INSTRUCTION: Copy out word for word the lines beginning with the one that contains "Text: count: count: [89, 334, 119, 345]" and ending with the one that contains "Text: GSM19195: GSM19195: [155, 224, 164, 273]", both included.

DATA FOR THIS EXERCISE:
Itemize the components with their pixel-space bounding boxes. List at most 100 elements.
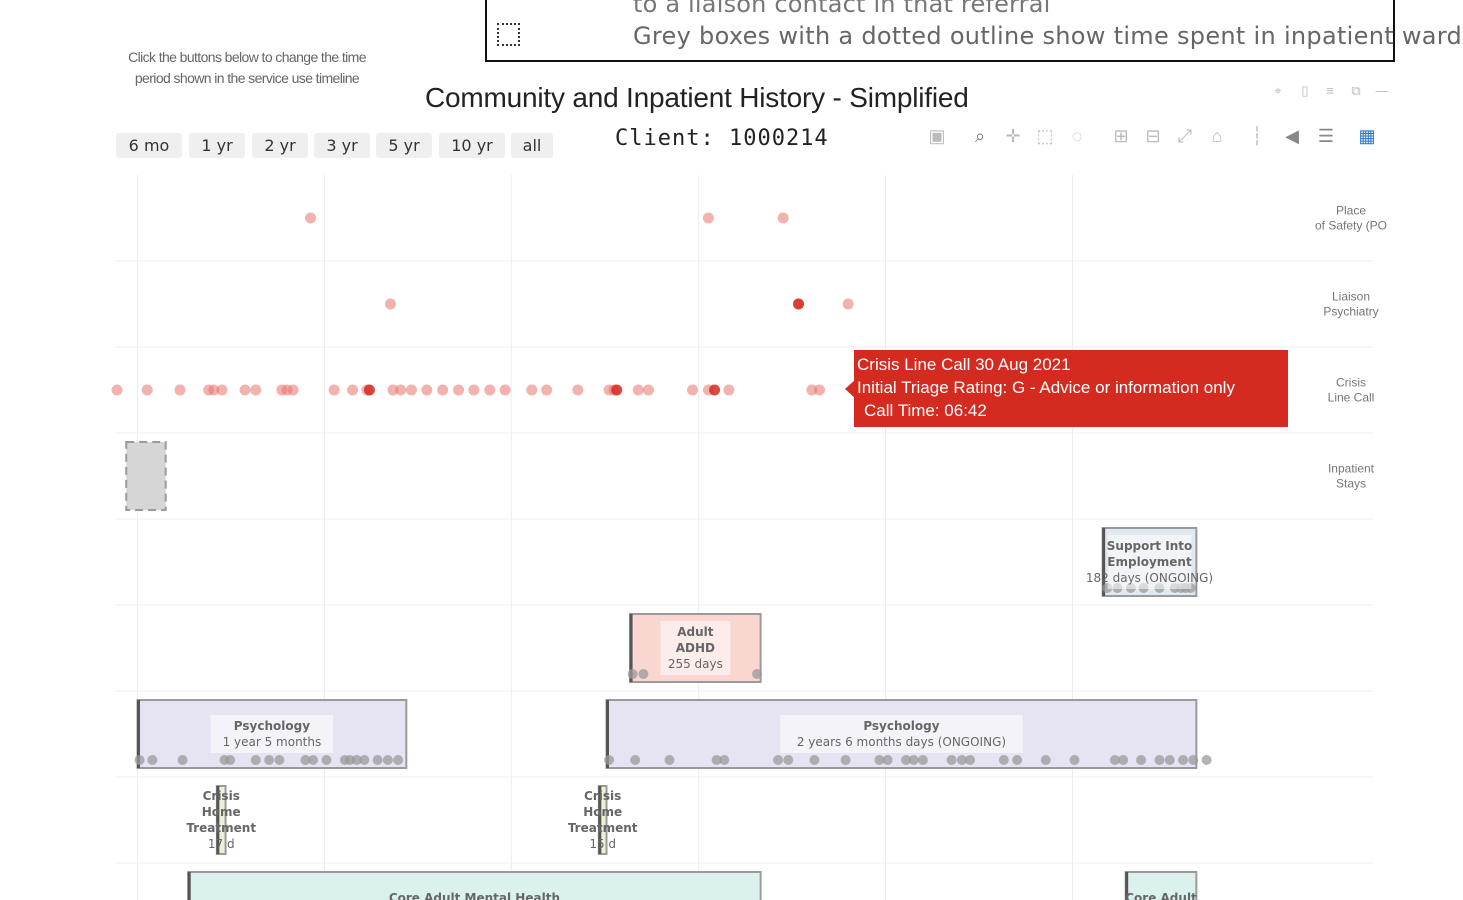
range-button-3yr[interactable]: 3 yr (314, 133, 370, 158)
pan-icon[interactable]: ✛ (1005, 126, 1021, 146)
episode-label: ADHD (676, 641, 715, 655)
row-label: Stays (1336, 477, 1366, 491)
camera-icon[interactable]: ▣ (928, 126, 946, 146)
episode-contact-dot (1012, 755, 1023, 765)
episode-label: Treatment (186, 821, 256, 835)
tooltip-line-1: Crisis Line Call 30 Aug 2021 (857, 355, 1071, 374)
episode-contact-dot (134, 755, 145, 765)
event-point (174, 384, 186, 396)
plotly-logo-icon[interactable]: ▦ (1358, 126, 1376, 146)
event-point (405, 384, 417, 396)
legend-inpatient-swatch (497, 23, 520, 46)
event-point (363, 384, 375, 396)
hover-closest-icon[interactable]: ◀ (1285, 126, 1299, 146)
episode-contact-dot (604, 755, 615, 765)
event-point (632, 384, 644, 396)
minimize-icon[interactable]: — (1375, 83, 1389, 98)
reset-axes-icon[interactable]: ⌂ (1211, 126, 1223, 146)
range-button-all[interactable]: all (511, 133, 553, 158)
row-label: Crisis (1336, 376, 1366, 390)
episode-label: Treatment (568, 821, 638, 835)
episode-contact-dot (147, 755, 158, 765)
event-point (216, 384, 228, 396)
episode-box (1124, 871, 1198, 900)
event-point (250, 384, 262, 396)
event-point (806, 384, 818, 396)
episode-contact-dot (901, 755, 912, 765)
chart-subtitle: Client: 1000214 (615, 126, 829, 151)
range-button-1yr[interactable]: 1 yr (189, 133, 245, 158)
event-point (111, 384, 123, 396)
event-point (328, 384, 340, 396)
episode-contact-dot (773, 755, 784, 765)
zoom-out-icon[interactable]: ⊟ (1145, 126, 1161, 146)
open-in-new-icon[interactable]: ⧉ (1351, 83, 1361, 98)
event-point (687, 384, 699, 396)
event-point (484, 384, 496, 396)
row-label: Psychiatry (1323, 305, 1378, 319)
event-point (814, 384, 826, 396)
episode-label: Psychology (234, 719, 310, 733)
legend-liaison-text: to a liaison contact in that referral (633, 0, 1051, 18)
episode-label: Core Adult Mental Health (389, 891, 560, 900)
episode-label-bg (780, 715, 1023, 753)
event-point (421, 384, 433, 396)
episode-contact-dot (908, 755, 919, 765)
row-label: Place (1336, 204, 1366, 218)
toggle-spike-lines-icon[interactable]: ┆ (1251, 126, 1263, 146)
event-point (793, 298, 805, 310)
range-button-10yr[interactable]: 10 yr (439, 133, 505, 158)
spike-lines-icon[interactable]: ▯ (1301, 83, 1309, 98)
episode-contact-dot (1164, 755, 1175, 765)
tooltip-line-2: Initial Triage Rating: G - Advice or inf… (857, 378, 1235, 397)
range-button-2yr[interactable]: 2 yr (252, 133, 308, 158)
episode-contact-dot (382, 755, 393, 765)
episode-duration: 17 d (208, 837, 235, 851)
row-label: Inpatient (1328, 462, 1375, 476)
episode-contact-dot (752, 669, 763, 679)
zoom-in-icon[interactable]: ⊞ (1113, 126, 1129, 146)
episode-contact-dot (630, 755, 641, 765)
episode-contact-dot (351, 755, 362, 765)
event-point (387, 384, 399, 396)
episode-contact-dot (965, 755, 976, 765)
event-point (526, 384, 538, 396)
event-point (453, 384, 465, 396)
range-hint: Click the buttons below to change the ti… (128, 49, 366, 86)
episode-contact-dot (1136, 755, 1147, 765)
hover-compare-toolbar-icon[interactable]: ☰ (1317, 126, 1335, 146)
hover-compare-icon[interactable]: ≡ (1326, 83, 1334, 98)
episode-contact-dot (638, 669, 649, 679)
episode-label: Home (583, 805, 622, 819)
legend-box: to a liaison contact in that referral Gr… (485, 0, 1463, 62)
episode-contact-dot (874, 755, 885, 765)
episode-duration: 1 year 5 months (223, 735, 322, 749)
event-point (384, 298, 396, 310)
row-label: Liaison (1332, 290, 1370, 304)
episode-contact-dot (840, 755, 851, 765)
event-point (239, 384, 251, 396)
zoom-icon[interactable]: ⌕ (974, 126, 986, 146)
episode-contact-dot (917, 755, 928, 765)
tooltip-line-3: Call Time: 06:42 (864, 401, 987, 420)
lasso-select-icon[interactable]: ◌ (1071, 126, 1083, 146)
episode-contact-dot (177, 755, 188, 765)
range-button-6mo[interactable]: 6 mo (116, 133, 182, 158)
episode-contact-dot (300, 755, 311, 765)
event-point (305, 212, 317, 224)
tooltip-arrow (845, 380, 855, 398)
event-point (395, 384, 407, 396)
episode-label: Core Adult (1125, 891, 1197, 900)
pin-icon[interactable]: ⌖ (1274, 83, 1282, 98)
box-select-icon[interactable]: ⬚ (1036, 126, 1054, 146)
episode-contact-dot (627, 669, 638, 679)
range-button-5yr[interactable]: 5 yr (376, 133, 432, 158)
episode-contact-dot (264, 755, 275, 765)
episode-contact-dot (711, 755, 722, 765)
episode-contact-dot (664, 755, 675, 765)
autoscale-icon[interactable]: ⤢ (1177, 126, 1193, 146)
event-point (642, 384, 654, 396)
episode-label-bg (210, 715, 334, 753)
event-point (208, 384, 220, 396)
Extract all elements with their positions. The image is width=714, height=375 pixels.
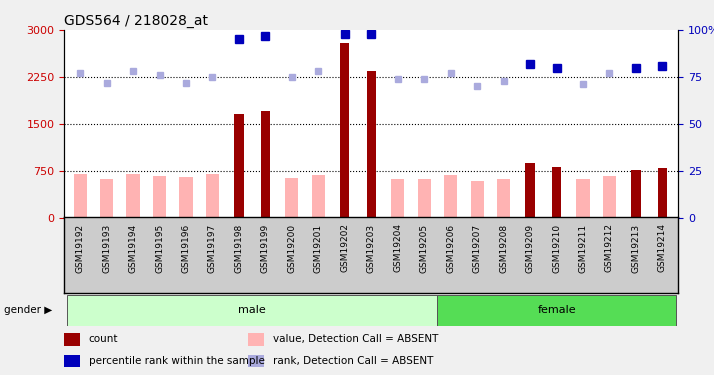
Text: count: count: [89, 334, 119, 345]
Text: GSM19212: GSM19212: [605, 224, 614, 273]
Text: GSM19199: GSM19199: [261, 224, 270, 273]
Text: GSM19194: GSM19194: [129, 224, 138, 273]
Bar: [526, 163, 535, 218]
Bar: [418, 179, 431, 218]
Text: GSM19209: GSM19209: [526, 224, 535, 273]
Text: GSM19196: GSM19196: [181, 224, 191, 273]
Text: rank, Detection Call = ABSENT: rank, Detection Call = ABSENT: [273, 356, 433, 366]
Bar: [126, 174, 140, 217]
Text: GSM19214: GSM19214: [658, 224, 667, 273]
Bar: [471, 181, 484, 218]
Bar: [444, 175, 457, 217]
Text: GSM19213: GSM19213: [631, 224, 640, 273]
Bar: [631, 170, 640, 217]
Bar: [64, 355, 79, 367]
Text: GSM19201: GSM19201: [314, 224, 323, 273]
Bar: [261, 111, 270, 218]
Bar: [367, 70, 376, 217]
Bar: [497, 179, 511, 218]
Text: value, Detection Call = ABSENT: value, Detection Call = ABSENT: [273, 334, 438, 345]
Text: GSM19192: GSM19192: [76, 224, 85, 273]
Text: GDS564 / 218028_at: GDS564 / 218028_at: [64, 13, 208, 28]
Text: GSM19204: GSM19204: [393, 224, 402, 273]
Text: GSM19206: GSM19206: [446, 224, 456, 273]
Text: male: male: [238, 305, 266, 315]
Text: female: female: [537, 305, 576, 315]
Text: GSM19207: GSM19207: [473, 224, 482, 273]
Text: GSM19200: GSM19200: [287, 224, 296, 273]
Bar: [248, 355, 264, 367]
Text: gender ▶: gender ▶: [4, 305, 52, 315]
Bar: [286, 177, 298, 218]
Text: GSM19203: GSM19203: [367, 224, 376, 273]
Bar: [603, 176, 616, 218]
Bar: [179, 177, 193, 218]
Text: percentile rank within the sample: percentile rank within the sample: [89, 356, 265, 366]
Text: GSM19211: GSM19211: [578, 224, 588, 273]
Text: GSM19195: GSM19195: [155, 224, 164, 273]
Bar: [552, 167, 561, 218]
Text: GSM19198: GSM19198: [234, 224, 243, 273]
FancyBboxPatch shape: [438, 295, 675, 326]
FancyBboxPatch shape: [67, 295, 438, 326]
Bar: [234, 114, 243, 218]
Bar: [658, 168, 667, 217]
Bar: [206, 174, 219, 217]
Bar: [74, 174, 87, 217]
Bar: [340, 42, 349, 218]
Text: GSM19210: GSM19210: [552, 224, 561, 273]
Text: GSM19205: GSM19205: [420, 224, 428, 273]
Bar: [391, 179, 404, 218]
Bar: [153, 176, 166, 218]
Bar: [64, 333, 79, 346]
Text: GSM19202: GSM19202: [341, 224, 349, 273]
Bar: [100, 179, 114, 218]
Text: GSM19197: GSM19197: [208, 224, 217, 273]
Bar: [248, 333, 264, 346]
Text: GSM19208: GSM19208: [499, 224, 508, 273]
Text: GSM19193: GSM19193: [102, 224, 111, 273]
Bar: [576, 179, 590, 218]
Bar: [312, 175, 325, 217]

RESULT FOR THIS TASK:
Text: count: count: [89, 334, 119, 345]
Text: GSM19212: GSM19212: [605, 224, 614, 273]
Text: GSM19199: GSM19199: [261, 224, 270, 273]
Text: GSM19194: GSM19194: [129, 224, 138, 273]
Bar: [526, 163, 535, 218]
Bar: [418, 179, 431, 218]
Text: GSM19209: GSM19209: [526, 224, 535, 273]
Text: GSM19196: GSM19196: [181, 224, 191, 273]
Text: rank, Detection Call = ABSENT: rank, Detection Call = ABSENT: [273, 356, 433, 366]
Bar: [126, 174, 140, 217]
Text: GSM19214: GSM19214: [658, 224, 667, 273]
Bar: [471, 181, 484, 218]
Bar: [444, 175, 457, 217]
Text: GSM19213: GSM19213: [631, 224, 640, 273]
Bar: [631, 170, 640, 217]
Bar: [64, 355, 79, 367]
Text: GSM19201: GSM19201: [314, 224, 323, 273]
Bar: [261, 111, 270, 218]
Bar: [367, 70, 376, 217]
Bar: [497, 179, 511, 218]
Text: value, Detection Call = ABSENT: value, Detection Call = ABSENT: [273, 334, 438, 345]
Text: GSM19192: GSM19192: [76, 224, 85, 273]
Text: GDS564 / 218028_at: GDS564 / 218028_at: [64, 13, 208, 28]
Text: GSM19204: GSM19204: [393, 224, 402, 273]
Text: GSM19206: GSM19206: [446, 224, 456, 273]
Text: male: male: [238, 305, 266, 315]
Text: female: female: [537, 305, 576, 315]
Text: GSM19207: GSM19207: [473, 224, 482, 273]
Text: GSM19200: GSM19200: [287, 224, 296, 273]
Bar: [248, 355, 264, 367]
Text: gender ▶: gender ▶: [4, 305, 52, 315]
Bar: [286, 177, 298, 218]
Text: GSM19203: GSM19203: [367, 224, 376, 273]
Bar: [603, 176, 616, 218]
Bar: [179, 177, 193, 218]
Text: percentile rank within the sample: percentile rank within the sample: [89, 356, 265, 366]
Text: GSM19211: GSM19211: [578, 224, 588, 273]
Text: GSM19195: GSM19195: [155, 224, 164, 273]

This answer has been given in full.